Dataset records
------------------------------------

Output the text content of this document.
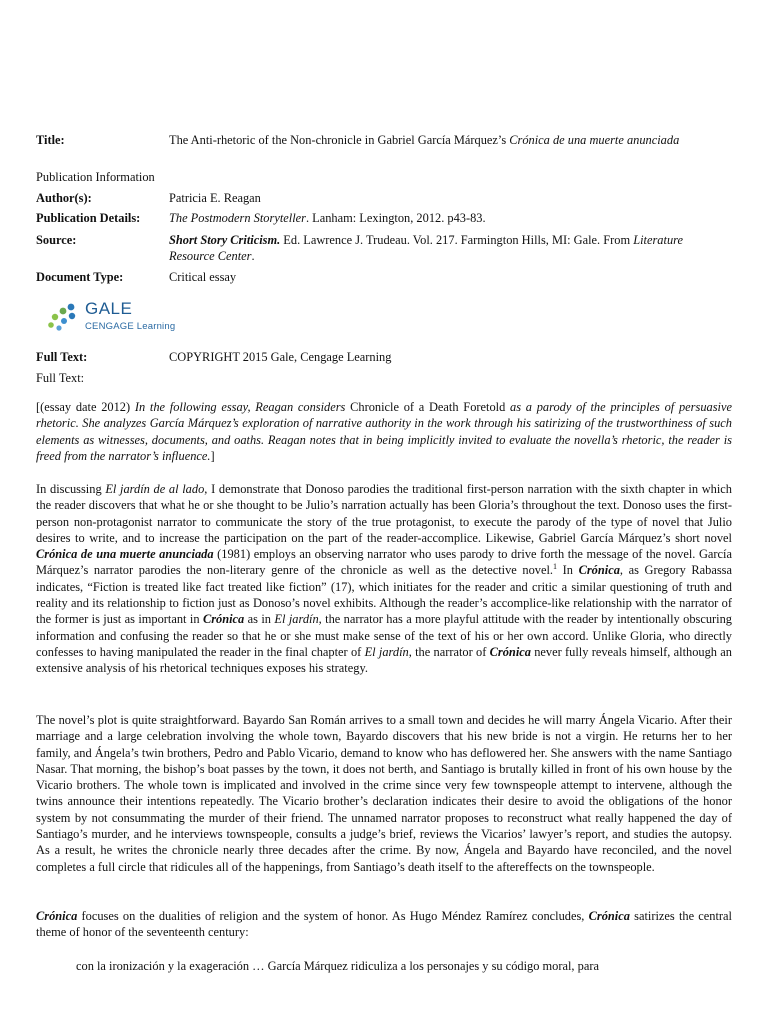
Title:	The Anti-rhetoric of the Non-chronicle in Gabriel García Márquez’s Crónica de una muerte anunciada
Publication Information
Author(s):	Patricia E. Reagan
Publication Details: The Postmodern Storyteller. Lanham: Lexington, 2012. p43-83.
Source:	Short Story Criticism. Ed. Lawrence J. Trudeau. Vol. 217. Farmington Hills, MI: Gale. From Literature Resource Center.
Document Type:	Critical essay
Full Text:	COPYRIGHT 2015 Gale, Cengage Learning
Full Text:
GALE
CENGAGE Learning

[(essay date 2012) In the following essay, Reagan considers Chronicle of a Death Foretold as a parody of the principles of persuasive rhetoric. She analyzes García Márquez’s exploration of narrative authority in the work through his satirizing of the trustworthiness of such elements as witnesses, documents, and oaths. Reagan notes that in being implicitly invited to evaluate the novella’s rhetoric, the reader is freed from the narrator’s influence.]

In discussing El jardín de al lado, I demonstrate that Donoso parodies the traditional first-person narration with the sixth chapter in which the reader discovers that what he or she thought to be Julio’s narration actually has been Gloria’s throughout the text. Donoso uses the first-person non-protagonist narrator to communicate the story of the true protagonist, to execute the parody of the type of novel that Julio desires to write, and to increase the participation on the part of the reader-accomplice. Likewise, Gabriel García Márquez’s short novel Crónica de una muerte anunciada (1981) employs an observing narrator who uses parody to drive forth the message of the novel. García Márquez’s narrator parodies the non-literary genre of the chronicle as well as the detective novel.$^1$ In Crónica, as Gregory Rabassa indicates, “Fiction is treated like fact treated like fiction” (17), which initiates for the reader and critic a similar questioning of truth and reality and its relationship to fiction just as Donoso’s novel exhibits. Although the reader’s accomplice-like relationship with the narrator of the former is just as important in Crónica as in El jardín, the narrator has a more playful attitude with the reader by intentionally obscuring information and confusing the reader so that he or she must make sense of the text of his or her own accord. Unlike Gloria, who directly confesses to having manipulated the reader in the final chapter of El jardín, the narrator of Crónica never fully reveals himself, although an extensive analysis of his rhetorical techniques exposes his strategy.

The novel’s plot is quite straightforward. Bayardo San Román arrives to a small town and decides he will marry Ángela Vicario. After their marriage and a large celebration involving the whole town, Bayardo discovers that his new bride is not a virgin. He returns her to her family, and Ángela’s twin brothers, Pedro and Pablo Vicario, demand to know who has deflowered her. She answers with the name Santiago Nasar. That morning, the bishop’s boat passes by the town, it does not berth, and Santiago is brutally killed in front of his own house by the Vicario brothers. The whole town is implicated and involved in the crime since very few townspeople attempt to intervene, although the twins announce their intentions repeatedly. The Vicario brother’s declaration indicates their desire to avoid the obligations of the honor system by not consummating the murder of their friend. The unnamed narrator proposes to reconstruct what really happened the day of Santiago’s murder, and he interviews townspeople, consults a judge’s brief, reviews the Vicarios’ lawyer’s report, and studies the autopsy. As a result, he writes the chronicle nearly three decades after the crime. By now, Ángela and Bayardo have reconciled, and the novel completes a full circle that ridicules all of the happenings, from Santiago’s death itself to the aftereffects on the townspeople.

Crónica focuses on the dualities of religion and the system of honor. As Hugo Méndez Ramírez concludes, Crónica satirizes the central theme of honor of the seventeenth century:

con la ironización y la exageración … García Márquez ridiculiza a los personajes y su código moral, para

------------------------------------

*TO BE DONE*
The records above should be reproduced exactly, with no pictures included.

*RIGHT ANSWER*
Output the text content of this document.
Title:	The Anti-rhetoric of the Non-chronicle in Gabriel García Márquez’s Crónica de una muerte anunciada
Publication Information
Author(s):	Patricia E. Reagan
Publication Details: The Postmodern Storyteller. Lanham: Lexington, 2012. p43-83.
Source:	Short Story Criticism. Ed. Lawrence J. Trudeau. Vol. 217. Farmington Hills, MI: Gale. From Literature Resource Center.
Document Type:	Critical essay
Full Text:	COPYRIGHT 2015 Gale, Cengage Learning
Full Text:
GALE
CENGAGE Learning

[(essay date 2012) In the following essay, Reagan considers Chronicle of a Death Foretold as a parody of the principles of persuasive rhetoric. She analyzes García Márquez’s exploration of narrative authority in the work through his satirizing of the trustworthiness of such elements as witnesses, documents, and oaths. Reagan notes that in being implicitly invited to evaluate the novella’s rhetoric, the reader is freed from the narrator’s influence.]

In discussing El jardín de al lado, I demonstrate that Donoso parodies the traditional first-person narration with the sixth chapter in which the reader discovers that what he or she thought to be Julio’s narration actually has been Gloria’s throughout the text. Donoso uses the first-person non-protagonist narrator to communicate the story of the true protagonist, to execute the parody of the type of novel that Julio desires to write, and to increase the participation on the part of the reader-accomplice. Likewise, Gabriel García Márquez’s short novel Crónica de una muerte anunciada (1981) employs an observing narrator who uses parody to drive forth the message of the novel. García Márquez’s narrator parodies the non-literary genre of the chronicle as well as the detective novel.$^1$ In Crónica, as Gregory Rabassa indicates, “Fiction is treated like fact treated like fiction” (17), which initiates for the reader and critic a similar questioning of truth and reality and its relationship to fiction just as Donoso’s novel exhibits. Although the reader’s accomplice-like relationship with the narrator of the former is just as important in Crónica as in El jardín, the narrator has a more playful attitude with the reader by intentionally obscuring information and confusing the reader so that he or she must make sense of the text of his or her own accord. Unlike Gloria, who directly confesses to having manipulated the reader in the final chapter of El jardín, the narrator of Crónica never fully reveals himself, although an extensive analysis of his rhetorical techniques exposes his strategy.

The novel’s plot is quite straightforward. Bayardo San Román arrives to a small town and decides he will marry Ángela Vicario. After their marriage and a large celebration involving the whole town, Bayardo discovers that his new bride is not a virgin. He returns her to her family, and Ángela’s twin brothers, Pedro and Pablo Vicario, demand to know who has deflowered her. She answers with the name Santiago Nasar. That morning, the bishop’s boat passes by the town, it does not berth, and Santiago is brutally killed in front of his own house by the Vicario brothers. The whole town is implicated and involved in the crime since very few townspeople attempt to intervene, although the twins announce their intentions repeatedly. The Vicario brother’s declaration indicates their desire to avoid the obligations of the honor system by not consummating the murder of their friend. The unnamed narrator proposes to reconstruct what really happened the day of Santiago’s murder, and he interviews townspeople, consults a judge’s brief, reviews the Vicarios’ lawyer’s report, and studies the autopsy. As a result, he writes the chronicle nearly three decades after the crime. By now, Ángela and Bayardo have reconciled, and the novel completes a full circle that ridicules all of the happenings, from Santiago’s death itself to the aftereffects on the townspeople.

Crónica focuses on the dualities of religion and the system of honor. As Hugo Méndez Ramírez concludes, Crónica satirizes the central theme of honor of the seventeenth century:

con la ironización y la exageración … García Márquez ridiculiza a los personajes y su código moral, para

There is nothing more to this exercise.